> **WORK TO BE COMPLETED**
Show each line that has the string "nCartografo" in it.

GIVEN RECORDS start

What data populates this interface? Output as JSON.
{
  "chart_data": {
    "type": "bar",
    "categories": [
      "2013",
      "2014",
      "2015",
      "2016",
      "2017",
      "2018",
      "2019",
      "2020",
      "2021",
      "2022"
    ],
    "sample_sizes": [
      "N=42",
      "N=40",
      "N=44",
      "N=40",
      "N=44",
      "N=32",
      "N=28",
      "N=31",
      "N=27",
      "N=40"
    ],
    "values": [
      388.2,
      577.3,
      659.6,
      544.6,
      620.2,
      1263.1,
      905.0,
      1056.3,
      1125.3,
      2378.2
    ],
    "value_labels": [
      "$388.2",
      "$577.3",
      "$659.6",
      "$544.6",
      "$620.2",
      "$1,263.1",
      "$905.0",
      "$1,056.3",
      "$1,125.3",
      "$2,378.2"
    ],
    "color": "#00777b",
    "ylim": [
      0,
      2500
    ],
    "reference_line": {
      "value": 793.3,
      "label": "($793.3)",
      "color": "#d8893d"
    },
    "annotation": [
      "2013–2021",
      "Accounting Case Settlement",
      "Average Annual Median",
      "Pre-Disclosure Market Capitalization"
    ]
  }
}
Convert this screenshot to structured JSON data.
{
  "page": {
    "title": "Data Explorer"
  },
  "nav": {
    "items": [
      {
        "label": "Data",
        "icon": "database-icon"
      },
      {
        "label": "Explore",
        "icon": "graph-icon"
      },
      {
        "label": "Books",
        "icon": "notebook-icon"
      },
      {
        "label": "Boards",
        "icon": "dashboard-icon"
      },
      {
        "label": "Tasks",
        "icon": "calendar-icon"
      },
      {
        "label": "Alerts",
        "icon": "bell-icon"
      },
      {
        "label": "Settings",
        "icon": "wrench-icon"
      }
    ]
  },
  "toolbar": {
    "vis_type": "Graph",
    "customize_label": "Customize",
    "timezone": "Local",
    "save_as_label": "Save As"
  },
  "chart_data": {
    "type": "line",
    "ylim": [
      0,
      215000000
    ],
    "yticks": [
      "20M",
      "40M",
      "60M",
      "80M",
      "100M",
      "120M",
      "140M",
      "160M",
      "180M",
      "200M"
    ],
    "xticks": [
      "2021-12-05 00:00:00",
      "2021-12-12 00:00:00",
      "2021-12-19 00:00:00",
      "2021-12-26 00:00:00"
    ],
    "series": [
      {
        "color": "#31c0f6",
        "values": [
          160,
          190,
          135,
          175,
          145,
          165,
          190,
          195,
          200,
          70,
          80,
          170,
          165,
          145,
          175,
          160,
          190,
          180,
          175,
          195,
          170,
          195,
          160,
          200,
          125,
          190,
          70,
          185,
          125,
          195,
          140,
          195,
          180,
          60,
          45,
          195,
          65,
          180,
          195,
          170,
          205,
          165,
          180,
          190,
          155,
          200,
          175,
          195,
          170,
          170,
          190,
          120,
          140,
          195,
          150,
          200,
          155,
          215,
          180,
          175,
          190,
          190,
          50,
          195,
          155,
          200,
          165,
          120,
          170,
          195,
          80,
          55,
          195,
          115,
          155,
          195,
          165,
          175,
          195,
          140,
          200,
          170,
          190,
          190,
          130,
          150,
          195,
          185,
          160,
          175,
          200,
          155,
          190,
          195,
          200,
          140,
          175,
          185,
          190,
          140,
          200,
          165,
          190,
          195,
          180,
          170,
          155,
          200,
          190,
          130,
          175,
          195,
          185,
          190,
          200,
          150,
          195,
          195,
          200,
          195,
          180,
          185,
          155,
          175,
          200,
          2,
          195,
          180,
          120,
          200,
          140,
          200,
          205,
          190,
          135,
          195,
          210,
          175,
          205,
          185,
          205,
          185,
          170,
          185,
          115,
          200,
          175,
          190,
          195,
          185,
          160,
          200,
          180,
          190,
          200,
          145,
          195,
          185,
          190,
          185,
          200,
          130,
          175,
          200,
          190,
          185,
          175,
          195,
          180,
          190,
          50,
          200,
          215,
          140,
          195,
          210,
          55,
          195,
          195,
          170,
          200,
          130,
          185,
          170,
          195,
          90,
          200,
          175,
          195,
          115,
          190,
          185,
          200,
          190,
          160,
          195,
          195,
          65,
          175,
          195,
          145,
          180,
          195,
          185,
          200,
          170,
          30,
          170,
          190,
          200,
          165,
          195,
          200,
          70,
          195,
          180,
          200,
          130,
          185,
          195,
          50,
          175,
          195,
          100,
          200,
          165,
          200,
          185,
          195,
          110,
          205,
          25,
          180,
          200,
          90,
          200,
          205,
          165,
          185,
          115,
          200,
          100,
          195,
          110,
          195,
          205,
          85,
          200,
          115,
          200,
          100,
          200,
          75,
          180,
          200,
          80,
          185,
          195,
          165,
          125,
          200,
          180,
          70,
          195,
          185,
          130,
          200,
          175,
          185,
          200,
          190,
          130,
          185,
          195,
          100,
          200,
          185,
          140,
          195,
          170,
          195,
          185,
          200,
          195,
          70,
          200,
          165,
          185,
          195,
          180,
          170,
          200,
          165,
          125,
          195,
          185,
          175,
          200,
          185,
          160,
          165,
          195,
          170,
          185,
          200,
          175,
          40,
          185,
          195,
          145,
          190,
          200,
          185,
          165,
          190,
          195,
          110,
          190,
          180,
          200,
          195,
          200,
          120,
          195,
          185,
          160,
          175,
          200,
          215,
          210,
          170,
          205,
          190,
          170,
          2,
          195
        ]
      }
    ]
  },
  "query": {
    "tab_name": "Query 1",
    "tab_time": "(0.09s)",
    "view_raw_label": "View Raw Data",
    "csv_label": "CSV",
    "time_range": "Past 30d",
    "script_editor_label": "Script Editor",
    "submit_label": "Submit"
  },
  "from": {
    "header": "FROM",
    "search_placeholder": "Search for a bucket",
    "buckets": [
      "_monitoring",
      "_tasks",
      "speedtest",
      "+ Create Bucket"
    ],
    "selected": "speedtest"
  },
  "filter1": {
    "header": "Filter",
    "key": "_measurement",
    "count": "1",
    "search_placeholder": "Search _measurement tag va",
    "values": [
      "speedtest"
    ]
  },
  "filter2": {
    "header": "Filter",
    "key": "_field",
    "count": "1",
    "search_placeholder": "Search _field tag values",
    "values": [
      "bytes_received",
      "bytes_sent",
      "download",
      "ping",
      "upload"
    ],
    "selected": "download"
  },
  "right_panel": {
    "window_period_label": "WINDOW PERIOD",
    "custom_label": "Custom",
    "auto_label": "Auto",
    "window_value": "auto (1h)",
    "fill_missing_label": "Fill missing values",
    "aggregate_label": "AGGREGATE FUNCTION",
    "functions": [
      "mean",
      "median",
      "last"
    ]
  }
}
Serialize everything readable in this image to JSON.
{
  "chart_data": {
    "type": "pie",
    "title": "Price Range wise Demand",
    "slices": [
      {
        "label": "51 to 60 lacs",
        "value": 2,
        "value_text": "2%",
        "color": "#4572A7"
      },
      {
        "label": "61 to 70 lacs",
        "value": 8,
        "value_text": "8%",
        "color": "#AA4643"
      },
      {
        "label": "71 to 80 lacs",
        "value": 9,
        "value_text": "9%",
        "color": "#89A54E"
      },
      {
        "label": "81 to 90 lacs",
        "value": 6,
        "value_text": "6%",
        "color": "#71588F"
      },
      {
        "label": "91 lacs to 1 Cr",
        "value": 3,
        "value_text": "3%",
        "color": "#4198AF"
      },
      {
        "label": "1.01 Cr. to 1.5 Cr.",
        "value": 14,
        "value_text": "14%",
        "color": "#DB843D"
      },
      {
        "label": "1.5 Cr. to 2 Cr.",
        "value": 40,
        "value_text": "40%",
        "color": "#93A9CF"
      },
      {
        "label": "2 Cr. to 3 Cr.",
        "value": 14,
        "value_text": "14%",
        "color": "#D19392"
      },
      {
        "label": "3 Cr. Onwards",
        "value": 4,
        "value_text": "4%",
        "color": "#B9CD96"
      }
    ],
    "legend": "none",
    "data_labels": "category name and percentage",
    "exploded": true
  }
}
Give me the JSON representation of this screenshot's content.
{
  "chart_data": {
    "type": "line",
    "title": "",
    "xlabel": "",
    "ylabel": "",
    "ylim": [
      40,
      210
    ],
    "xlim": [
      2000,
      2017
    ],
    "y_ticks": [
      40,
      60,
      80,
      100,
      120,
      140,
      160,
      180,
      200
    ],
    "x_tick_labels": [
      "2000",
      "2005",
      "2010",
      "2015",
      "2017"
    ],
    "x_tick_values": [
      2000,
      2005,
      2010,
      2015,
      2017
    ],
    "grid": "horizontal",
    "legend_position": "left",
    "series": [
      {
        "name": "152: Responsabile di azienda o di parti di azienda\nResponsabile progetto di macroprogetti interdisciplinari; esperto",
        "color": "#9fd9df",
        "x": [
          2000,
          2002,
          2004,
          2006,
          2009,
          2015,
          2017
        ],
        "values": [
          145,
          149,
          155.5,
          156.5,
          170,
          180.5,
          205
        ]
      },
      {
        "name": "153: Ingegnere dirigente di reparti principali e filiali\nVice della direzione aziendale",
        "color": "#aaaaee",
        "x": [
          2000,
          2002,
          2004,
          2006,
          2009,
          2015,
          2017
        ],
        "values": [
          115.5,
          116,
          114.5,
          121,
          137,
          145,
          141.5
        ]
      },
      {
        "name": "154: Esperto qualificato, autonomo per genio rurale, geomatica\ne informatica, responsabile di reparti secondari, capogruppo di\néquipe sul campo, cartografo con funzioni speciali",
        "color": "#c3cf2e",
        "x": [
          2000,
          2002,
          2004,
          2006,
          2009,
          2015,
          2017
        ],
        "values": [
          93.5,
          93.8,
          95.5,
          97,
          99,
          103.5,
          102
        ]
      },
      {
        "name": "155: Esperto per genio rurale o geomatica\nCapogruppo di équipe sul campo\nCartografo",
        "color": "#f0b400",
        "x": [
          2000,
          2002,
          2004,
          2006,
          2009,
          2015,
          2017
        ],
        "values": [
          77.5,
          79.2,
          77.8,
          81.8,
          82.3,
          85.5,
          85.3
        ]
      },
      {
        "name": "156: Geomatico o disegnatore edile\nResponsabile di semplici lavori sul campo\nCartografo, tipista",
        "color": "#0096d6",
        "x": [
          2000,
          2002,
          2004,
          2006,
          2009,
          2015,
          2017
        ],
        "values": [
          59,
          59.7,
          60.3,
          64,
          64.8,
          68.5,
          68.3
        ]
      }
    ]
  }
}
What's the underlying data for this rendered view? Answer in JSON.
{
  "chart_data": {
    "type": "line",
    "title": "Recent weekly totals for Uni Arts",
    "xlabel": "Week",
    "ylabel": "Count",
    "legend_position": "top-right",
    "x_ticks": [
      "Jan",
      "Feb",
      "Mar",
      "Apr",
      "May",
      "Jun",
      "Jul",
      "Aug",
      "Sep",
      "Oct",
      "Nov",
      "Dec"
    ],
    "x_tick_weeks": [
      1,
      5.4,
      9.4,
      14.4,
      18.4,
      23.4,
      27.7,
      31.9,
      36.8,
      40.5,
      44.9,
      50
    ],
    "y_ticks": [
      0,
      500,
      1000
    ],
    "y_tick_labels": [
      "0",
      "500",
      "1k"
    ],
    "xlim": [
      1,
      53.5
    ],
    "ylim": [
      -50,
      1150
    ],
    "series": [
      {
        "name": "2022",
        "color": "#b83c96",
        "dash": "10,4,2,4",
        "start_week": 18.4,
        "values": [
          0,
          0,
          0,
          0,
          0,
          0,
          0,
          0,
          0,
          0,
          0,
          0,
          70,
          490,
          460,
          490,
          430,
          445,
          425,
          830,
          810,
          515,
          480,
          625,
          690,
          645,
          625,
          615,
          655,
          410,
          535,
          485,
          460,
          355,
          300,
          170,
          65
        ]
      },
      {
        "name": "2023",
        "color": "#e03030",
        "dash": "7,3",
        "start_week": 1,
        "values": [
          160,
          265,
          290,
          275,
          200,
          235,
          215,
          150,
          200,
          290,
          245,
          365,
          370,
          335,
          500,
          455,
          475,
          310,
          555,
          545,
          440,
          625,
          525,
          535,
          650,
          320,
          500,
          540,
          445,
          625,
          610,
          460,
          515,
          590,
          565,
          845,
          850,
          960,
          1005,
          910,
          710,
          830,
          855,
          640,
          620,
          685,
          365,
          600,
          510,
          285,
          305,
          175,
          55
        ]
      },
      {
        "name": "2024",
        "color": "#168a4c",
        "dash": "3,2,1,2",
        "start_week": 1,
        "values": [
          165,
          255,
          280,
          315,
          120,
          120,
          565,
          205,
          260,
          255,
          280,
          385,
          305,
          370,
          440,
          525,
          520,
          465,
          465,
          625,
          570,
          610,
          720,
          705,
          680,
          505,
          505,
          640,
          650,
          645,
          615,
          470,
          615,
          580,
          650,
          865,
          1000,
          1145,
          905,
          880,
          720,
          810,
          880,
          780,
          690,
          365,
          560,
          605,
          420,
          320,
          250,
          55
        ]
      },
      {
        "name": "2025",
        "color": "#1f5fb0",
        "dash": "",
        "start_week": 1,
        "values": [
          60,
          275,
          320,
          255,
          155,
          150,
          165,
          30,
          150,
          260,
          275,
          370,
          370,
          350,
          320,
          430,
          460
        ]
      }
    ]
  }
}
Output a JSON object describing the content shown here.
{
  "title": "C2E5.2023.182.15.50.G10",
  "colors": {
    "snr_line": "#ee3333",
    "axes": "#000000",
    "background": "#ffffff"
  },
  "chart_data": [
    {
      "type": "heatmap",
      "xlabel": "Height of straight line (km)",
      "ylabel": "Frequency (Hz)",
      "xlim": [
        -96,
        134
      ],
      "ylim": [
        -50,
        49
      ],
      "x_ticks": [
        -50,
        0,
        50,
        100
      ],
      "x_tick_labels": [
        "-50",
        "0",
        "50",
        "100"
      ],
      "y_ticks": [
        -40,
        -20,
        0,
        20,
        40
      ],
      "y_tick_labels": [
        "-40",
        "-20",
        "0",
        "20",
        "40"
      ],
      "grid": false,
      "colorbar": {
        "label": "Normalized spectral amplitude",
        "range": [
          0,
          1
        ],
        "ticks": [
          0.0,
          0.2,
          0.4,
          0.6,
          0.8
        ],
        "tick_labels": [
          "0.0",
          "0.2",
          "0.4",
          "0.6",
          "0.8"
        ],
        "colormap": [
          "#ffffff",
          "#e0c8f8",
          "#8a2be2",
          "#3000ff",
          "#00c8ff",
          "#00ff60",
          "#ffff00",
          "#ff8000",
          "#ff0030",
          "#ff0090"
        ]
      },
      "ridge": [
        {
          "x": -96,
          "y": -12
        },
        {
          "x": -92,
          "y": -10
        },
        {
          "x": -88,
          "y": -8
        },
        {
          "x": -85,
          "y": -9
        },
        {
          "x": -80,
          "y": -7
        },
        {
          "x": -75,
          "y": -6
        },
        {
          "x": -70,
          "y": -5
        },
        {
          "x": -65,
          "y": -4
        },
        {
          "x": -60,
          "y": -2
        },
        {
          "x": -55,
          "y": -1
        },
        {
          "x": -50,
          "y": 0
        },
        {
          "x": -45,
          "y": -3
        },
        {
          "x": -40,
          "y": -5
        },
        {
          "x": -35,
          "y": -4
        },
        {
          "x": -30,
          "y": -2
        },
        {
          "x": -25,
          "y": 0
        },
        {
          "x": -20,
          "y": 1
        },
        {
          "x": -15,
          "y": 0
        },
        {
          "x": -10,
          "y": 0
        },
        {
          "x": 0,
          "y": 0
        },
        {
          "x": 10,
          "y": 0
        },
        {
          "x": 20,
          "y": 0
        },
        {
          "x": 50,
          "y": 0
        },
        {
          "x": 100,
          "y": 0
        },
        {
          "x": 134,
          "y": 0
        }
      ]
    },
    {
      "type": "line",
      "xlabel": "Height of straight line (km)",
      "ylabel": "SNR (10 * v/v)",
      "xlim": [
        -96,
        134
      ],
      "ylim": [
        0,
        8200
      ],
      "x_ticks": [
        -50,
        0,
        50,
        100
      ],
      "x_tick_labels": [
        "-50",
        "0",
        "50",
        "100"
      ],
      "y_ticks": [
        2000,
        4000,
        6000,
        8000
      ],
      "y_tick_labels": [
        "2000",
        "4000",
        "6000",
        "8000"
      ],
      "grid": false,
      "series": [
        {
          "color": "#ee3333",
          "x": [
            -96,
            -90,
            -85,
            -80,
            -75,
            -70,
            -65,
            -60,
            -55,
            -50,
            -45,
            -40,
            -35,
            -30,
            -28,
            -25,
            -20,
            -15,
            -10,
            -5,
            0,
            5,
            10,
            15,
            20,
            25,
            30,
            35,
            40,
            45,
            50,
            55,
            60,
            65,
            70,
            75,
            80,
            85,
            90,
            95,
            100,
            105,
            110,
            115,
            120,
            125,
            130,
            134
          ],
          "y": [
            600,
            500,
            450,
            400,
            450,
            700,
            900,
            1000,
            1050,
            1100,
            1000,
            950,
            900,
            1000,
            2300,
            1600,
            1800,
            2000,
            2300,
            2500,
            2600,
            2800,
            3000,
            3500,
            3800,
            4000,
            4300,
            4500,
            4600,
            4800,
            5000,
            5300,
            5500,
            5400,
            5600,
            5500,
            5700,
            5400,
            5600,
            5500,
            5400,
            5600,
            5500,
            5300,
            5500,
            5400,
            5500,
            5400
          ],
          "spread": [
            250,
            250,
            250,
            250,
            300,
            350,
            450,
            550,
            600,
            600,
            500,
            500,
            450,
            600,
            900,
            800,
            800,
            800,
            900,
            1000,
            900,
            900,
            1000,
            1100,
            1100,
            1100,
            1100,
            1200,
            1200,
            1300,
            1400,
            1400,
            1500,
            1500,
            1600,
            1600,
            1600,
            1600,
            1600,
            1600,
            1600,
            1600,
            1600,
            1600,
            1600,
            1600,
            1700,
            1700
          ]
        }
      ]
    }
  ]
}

GIVEN RECORDS end

> **FINAL RESULT**
        "name": "155: Esperto per genio rurale o geomatica\nCapogruppo di équipe sul campo\nCartografo",
        "name": "156: Geomatico o disegnatore edile\nResponsabile di semplici lavori sul campo\nCartografo, tipista",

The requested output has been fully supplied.